STORED RECORDS »

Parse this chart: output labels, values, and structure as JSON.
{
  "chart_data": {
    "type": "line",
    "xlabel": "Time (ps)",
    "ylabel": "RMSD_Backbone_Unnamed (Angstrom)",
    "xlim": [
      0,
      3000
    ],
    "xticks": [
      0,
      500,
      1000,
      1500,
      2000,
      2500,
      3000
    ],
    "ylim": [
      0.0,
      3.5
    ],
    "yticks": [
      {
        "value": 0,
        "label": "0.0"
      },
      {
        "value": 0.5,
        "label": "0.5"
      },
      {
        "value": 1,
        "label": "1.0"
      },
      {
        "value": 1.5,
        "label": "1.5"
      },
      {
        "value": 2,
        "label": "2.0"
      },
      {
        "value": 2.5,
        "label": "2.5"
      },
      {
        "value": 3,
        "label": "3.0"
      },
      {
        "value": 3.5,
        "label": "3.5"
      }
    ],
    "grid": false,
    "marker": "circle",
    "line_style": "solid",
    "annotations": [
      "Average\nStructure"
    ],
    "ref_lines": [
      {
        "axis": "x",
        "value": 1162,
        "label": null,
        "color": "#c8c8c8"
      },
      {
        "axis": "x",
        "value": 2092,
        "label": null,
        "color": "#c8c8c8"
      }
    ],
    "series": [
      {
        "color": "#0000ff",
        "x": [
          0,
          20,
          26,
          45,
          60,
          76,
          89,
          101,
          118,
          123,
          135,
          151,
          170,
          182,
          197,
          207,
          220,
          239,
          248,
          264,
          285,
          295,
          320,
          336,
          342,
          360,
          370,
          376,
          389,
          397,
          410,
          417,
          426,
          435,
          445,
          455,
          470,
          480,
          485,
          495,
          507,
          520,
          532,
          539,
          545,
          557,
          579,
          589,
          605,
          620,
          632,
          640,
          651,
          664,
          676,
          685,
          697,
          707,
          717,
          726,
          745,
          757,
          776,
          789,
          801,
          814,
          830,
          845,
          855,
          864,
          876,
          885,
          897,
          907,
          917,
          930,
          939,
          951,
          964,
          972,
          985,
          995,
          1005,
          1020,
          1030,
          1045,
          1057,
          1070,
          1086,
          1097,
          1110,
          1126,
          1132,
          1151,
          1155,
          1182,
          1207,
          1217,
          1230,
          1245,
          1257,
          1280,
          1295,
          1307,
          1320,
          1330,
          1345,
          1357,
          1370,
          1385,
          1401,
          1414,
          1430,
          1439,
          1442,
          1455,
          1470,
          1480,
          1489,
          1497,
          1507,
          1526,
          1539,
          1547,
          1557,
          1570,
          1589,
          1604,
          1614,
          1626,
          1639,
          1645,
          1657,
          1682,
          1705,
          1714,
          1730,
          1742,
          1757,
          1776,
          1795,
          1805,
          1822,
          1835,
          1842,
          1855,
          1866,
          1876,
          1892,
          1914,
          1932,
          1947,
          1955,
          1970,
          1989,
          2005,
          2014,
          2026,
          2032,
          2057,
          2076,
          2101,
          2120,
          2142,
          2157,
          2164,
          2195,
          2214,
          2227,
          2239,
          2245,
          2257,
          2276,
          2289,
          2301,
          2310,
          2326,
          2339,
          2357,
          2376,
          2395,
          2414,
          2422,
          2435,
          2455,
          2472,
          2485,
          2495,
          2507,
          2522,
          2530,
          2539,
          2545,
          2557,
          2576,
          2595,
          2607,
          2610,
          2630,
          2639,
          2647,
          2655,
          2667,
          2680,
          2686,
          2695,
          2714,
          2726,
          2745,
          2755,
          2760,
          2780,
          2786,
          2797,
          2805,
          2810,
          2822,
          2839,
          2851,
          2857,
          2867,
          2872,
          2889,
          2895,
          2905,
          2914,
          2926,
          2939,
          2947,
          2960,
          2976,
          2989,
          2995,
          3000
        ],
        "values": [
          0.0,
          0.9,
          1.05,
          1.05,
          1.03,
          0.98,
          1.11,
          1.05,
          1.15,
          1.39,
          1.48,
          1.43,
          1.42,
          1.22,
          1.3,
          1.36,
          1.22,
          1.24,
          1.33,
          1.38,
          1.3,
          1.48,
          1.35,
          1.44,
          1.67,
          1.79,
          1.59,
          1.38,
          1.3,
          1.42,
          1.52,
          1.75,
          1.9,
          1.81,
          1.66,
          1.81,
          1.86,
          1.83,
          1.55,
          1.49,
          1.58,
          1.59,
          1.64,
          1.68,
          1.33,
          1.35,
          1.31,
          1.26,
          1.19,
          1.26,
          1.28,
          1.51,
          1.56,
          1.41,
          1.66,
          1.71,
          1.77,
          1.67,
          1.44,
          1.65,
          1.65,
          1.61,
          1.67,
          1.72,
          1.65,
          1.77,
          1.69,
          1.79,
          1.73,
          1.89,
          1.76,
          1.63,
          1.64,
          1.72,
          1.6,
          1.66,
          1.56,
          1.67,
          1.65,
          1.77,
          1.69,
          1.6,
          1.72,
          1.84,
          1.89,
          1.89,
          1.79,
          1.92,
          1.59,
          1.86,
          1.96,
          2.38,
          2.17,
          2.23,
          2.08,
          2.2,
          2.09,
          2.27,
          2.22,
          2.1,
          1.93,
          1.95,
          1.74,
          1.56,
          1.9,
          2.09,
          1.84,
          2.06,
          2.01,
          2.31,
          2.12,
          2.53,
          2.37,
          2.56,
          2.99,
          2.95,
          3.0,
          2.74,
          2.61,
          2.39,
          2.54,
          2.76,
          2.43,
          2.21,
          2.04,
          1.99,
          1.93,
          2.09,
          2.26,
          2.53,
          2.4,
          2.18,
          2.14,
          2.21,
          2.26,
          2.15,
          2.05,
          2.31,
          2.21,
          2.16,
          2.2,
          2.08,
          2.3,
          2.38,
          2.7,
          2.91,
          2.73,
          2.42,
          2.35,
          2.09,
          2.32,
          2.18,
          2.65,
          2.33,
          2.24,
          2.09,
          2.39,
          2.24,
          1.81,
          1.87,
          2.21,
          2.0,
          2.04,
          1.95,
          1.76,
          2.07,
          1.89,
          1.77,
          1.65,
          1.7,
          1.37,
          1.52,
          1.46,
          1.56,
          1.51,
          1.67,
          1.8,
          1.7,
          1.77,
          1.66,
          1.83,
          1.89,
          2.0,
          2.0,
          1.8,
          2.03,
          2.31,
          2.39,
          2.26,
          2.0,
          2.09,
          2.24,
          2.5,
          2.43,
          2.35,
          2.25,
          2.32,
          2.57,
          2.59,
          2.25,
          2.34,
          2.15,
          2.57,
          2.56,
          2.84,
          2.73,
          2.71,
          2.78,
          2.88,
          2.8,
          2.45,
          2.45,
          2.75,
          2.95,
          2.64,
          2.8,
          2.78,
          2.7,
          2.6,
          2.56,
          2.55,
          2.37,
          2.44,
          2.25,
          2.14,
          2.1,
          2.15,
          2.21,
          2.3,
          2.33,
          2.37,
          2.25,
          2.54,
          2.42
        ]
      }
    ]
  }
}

TASK PROMPT » Reply with the number of lines in the material above that contain "values", and nothing more.

WORKED ANSWER » 2